**What this task involves:** Give the number of lines in this listing that contain the word "structured", and nothing else.

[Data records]

===============

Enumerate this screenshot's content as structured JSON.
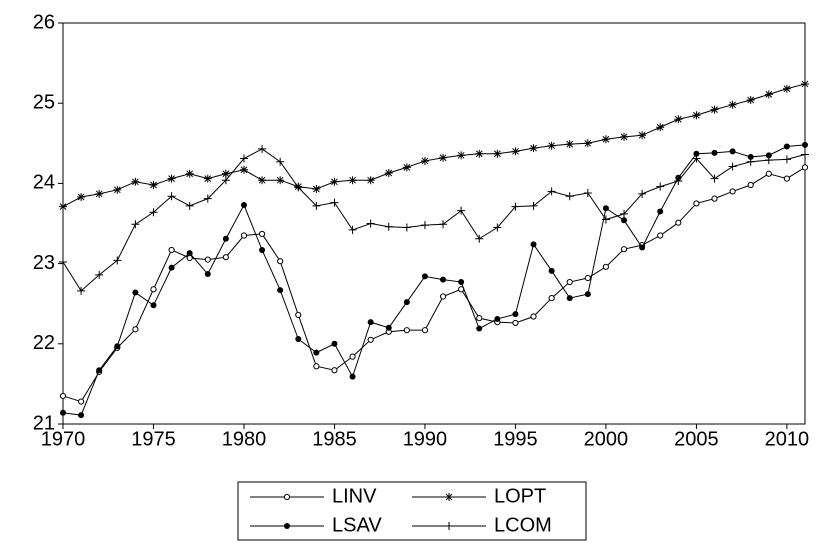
{
  "chart_data": {
    "type": "line",
    "x": [
      1970,
      1971,
      1972,
      1973,
      1974,
      1975,
      1976,
      1977,
      1978,
      1979,
      1980,
      1981,
      1982,
      1983,
      1984,
      1985,
      1986,
      1987,
      1988,
      1989,
      1990,
      1991,
      1992,
      1993,
      1994,
      1995,
      1996,
      1997,
      1998,
      1999,
      2000,
      2001,
      2002,
      2003,
      2004,
      2005,
      2006,
      2007,
      2008,
      2009,
      2010,
      2011
    ],
    "xlim": [
      1970,
      2011
    ],
    "xticks": [
      1970,
      1975,
      1980,
      1985,
      1990,
      1995,
      2000,
      2005,
      2010
    ],
    "ylim": [
      21,
      26
    ],
    "yticks": [
      21,
      22,
      23,
      24,
      25,
      26
    ],
    "series": [
      {
        "name": "LINV",
        "color": "#000000",
        "marker": "open-circle",
        "values": [
          21.35,
          21.28,
          21.65,
          21.95,
          22.18,
          22.68,
          23.17,
          23.07,
          23.05,
          23.08,
          23.35,
          23.37,
          23.03,
          22.36,
          21.72,
          21.67,
          21.84,
          22.05,
          22.15,
          22.17,
          22.17,
          22.59,
          22.68,
          22.32,
          22.27,
          22.26,
          22.34,
          22.57,
          22.77,
          22.82,
          22.96,
          23.18,
          23.23,
          23.35,
          23.51,
          23.75,
          23.81,
          23.9,
          23.98,
          24.12,
          24.06,
          24.2
        ]
      },
      {
        "name": "LOPT",
        "color": "#000000",
        "marker": "asterisk",
        "values": [
          23.71,
          23.83,
          23.87,
          23.92,
          24.02,
          23.98,
          24.06,
          24.12,
          24.06,
          24.12,
          24.17,
          24.04,
          24.04,
          23.96,
          23.93,
          24.02,
          24.04,
          24.04,
          24.13,
          24.2,
          24.28,
          24.32,
          24.35,
          24.37,
          24.37,
          24.4,
          24.44,
          24.47,
          24.49,
          24.5,
          24.55,
          24.58,
          24.6,
          24.7,
          24.8,
          24.85,
          24.92,
          24.98,
          25.04,
          25.11,
          25.18,
          25.24
        ]
      },
      {
        "name": "LSAV",
        "color": "#000000",
        "marker": "filled-circle",
        "values": [
          21.14,
          21.11,
          21.67,
          21.97,
          22.64,
          22.48,
          22.95,
          23.13,
          22.87,
          23.31,
          23.73,
          23.17,
          22.67,
          22.06,
          21.89,
          22.0,
          21.59,
          22.27,
          22.2,
          22.52,
          22.84,
          22.8,
          22.77,
          22.19,
          22.31,
          22.37,
          23.24,
          22.91,
          22.57,
          22.62,
          23.69,
          23.54,
          23.2,
          23.65,
          24.07,
          24.37,
          24.38,
          24.4,
          24.33,
          24.35,
          24.46,
          24.48
        ]
      },
      {
        "name": "LCOM",
        "color": "#000000",
        "marker": "plus",
        "values": [
          23.02,
          22.66,
          22.86,
          23.04,
          23.49,
          23.64,
          23.84,
          23.72,
          23.81,
          24.04,
          24.31,
          24.43,
          24.27,
          23.95,
          23.72,
          23.76,
          23.42,
          23.5,
          23.46,
          23.45,
          23.48,
          23.49,
          23.66,
          23.31,
          23.45,
          23.71,
          23.72,
          23.9,
          23.84,
          23.88,
          23.55,
          23.62,
          23.87,
          23.96,
          24.03,
          24.31,
          24.06,
          24.21,
          24.27,
          24.29,
          24.3,
          24.36
        ]
      }
    ]
  }
}
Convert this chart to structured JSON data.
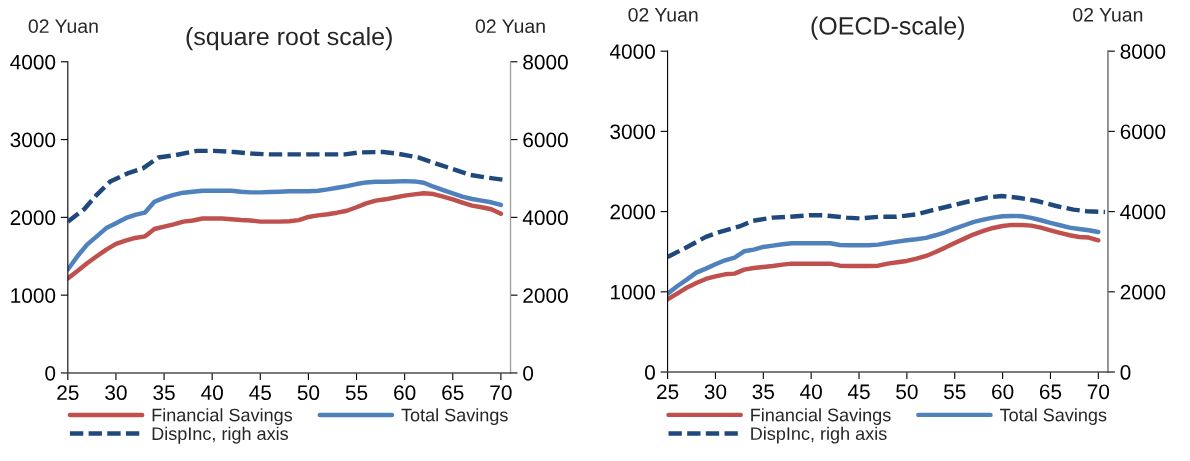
{
  "chart_data": [
    {
      "type": "line",
      "title": "(square root scale)",
      "ylabel": "02 Yuan",
      "y2label": "02 Yuan",
      "xlim": [
        25,
        71
      ],
      "xticks": [
        25,
        30,
        35,
        40,
        45,
        50,
        55,
        60,
        65,
        70
      ],
      "ylim": [
        0,
        4000
      ],
      "yticks": [
        0,
        1000,
        2000,
        3000,
        4000
      ],
      "y2lim": [
        0,
        8000
      ],
      "y2ticks": [
        0,
        2000,
        4000,
        6000,
        8000
      ],
      "legend": "bottom",
      "grid": false,
      "series": [
        {
          "name": "Financial Savings",
          "color": "#c0504d",
          "line_style": "solid",
          "x": [
            25,
            26,
            27,
            28,
            29,
            30,
            31,
            32,
            33,
            34,
            35,
            36,
            37,
            38,
            39,
            40,
            41,
            42,
            43,
            44,
            45,
            46,
            47,
            48,
            49,
            50,
            51,
            52,
            53,
            54,
            55,
            56,
            57,
            58,
            59,
            60,
            61,
            62,
            63,
            64,
            65,
            66,
            67,
            68,
            69,
            70
          ],
          "values": [
            1215,
            1310,
            1410,
            1500,
            1585,
            1660,
            1700,
            1735,
            1755,
            1850,
            1880,
            1910,
            1945,
            1960,
            1985,
            1985,
            1985,
            1975,
            1965,
            1960,
            1945,
            1945,
            1945,
            1950,
            1965,
            2005,
            2025,
            2040,
            2060,
            2085,
            2130,
            2180,
            2215,
            2232,
            2255,
            2279,
            2295,
            2309,
            2300,
            2266,
            2232,
            2190,
            2151,
            2130,
            2104,
            2045
          ]
        },
        {
          "name": "Total Savings",
          "color": "#4f81bd",
          "line_style": "solid",
          "x": [
            25,
            26,
            27,
            28,
            29,
            30,
            31,
            32,
            33,
            34,
            35,
            36,
            37,
            38,
            39,
            40,
            41,
            42,
            43,
            44,
            45,
            46,
            47,
            48,
            49,
            50,
            51,
            52,
            53,
            54,
            55,
            56,
            57,
            58,
            59,
            60,
            61,
            62,
            63,
            64,
            65,
            66,
            67,
            68,
            69,
            70
          ],
          "values": [
            1329,
            1500,
            1649,
            1755,
            1862,
            1925,
            1989,
            2032,
            2060,
            2200,
            2250,
            2290,
            2317,
            2330,
            2343,
            2343,
            2343,
            2343,
            2330,
            2321,
            2321,
            2325,
            2330,
            2335,
            2335,
            2335,
            2343,
            2360,
            2381,
            2402,
            2428,
            2449,
            2458,
            2458,
            2462,
            2466,
            2462,
            2445,
            2394,
            2351,
            2309,
            2266,
            2236,
            2215,
            2194,
            2160
          ]
        },
        {
          "name": "DispInc, righ axis",
          "color": "#1f497d",
          "line_style": "dashed",
          "axis": "y2",
          "x": [
            25,
            26.7,
            28,
            29.4,
            31.2,
            32.8,
            34.4,
            36.2,
            38.4,
            40.2,
            42.3,
            44.1,
            45.9,
            47.7,
            49.9,
            51.7,
            53.8,
            55.3,
            57.8,
            59.2,
            61.4,
            63.2,
            65,
            66.8,
            68.6,
            70.5
          ],
          "values": [
            3890,
            4210,
            4580,
            4920,
            5130,
            5260,
            5540,
            5600,
            5710,
            5710,
            5680,
            5640,
            5620,
            5620,
            5620,
            5620,
            5620,
            5670,
            5680,
            5640,
            5540,
            5390,
            5240,
            5090,
            5020,
            4960
          ]
        }
      ]
    },
    {
      "type": "line",
      "title": "(OECD-scale)",
      "ylabel": "02 Yuan",
      "y2label": "02 Yuan",
      "xlim": [
        25,
        71
      ],
      "xticks": [
        25,
        30,
        35,
        40,
        45,
        50,
        55,
        60,
        65,
        70
      ],
      "ylim": [
        0,
        4000
      ],
      "yticks": [
        0,
        1000,
        2000,
        3000,
        4000
      ],
      "y2lim": [
        0,
        8000
      ],
      "y2ticks": [
        0,
        2000,
        4000,
        6000,
        8000
      ],
      "legend": "bottom",
      "grid": false,
      "series": [
        {
          "name": "Financial Savings",
          "color": "#c0504d",
          "line_style": "solid",
          "x": [
            25,
            26,
            27,
            28,
            29,
            30,
            31,
            32,
            33,
            34,
            35,
            36,
            37,
            38,
            39,
            40,
            41,
            42,
            43,
            44,
            45,
            46,
            47,
            48,
            49,
            50,
            51,
            52,
            53,
            54,
            55,
            56,
            57,
            58,
            59,
            60,
            61,
            62,
            63,
            64,
            65,
            66,
            67,
            68,
            69,
            70
          ],
          "values": [
            906,
            977,
            1052,
            1110,
            1160,
            1193,
            1218,
            1227,
            1277,
            1297,
            1310,
            1322,
            1339,
            1351,
            1351,
            1351,
            1351,
            1351,
            1326,
            1322,
            1322,
            1322,
            1326,
            1351,
            1368,
            1385,
            1414,
            1447,
            1497,
            1551,
            1609,
            1663,
            1717,
            1759,
            1796,
            1821,
            1834,
            1834,
            1825,
            1800,
            1767,
            1734,
            1705,
            1684,
            1676,
            1642
          ]
        },
        {
          "name": "Total Savings",
          "color": "#4f81bd",
          "line_style": "solid",
          "x": [
            25,
            26,
            27,
            28,
            29,
            30,
            31,
            32,
            33,
            34,
            35,
            36,
            37,
            38,
            39,
            40,
            41,
            42,
            43,
            44,
            45,
            46,
            47,
            48,
            49,
            50,
            51,
            52,
            53,
            54,
            55,
            56,
            57,
            58,
            59,
            60,
            61,
            62,
            63,
            64,
            65,
            66,
            67,
            68,
            69,
            70
          ],
          "values": [
            977,
            1069,
            1152,
            1239,
            1289,
            1343,
            1393,
            1426,
            1505,
            1526,
            1559,
            1576,
            1593,
            1605,
            1605,
            1605,
            1605,
            1605,
            1584,
            1580,
            1580,
            1580,
            1588,
            1609,
            1626,
            1642,
            1655,
            1672,
            1705,
            1742,
            1788,
            1830,
            1871,
            1900,
            1925,
            1942,
            1946,
            1942,
            1921,
            1892,
            1859,
            1830,
            1800,
            1784,
            1767,
            1746
          ]
        },
        {
          "name": "DispInc, righ axis",
          "color": "#1f497d",
          "line_style": "dashed",
          "axis": "y2",
          "x": [
            25,
            26.9,
            29,
            30.4,
            32.5,
            33.9,
            36,
            37.7,
            39.8,
            41.2,
            43.7,
            45.1,
            47.1,
            48.9,
            51,
            52.4,
            54.5,
            56.2,
            58.3,
            59.9,
            61.8,
            63.5,
            65.6,
            67.4,
            68.8,
            70.7
          ],
          "values": [
            2870,
            3100,
            3370,
            3490,
            3630,
            3770,
            3850,
            3870,
            3910,
            3910,
            3850,
            3830,
            3870,
            3870,
            3930,
            4020,
            4140,
            4240,
            4350,
            4390,
            4340,
            4270,
            4140,
            4050,
            4010,
            3990
          ]
        }
      ]
    }
  ]
}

===============

**Complete output:** 2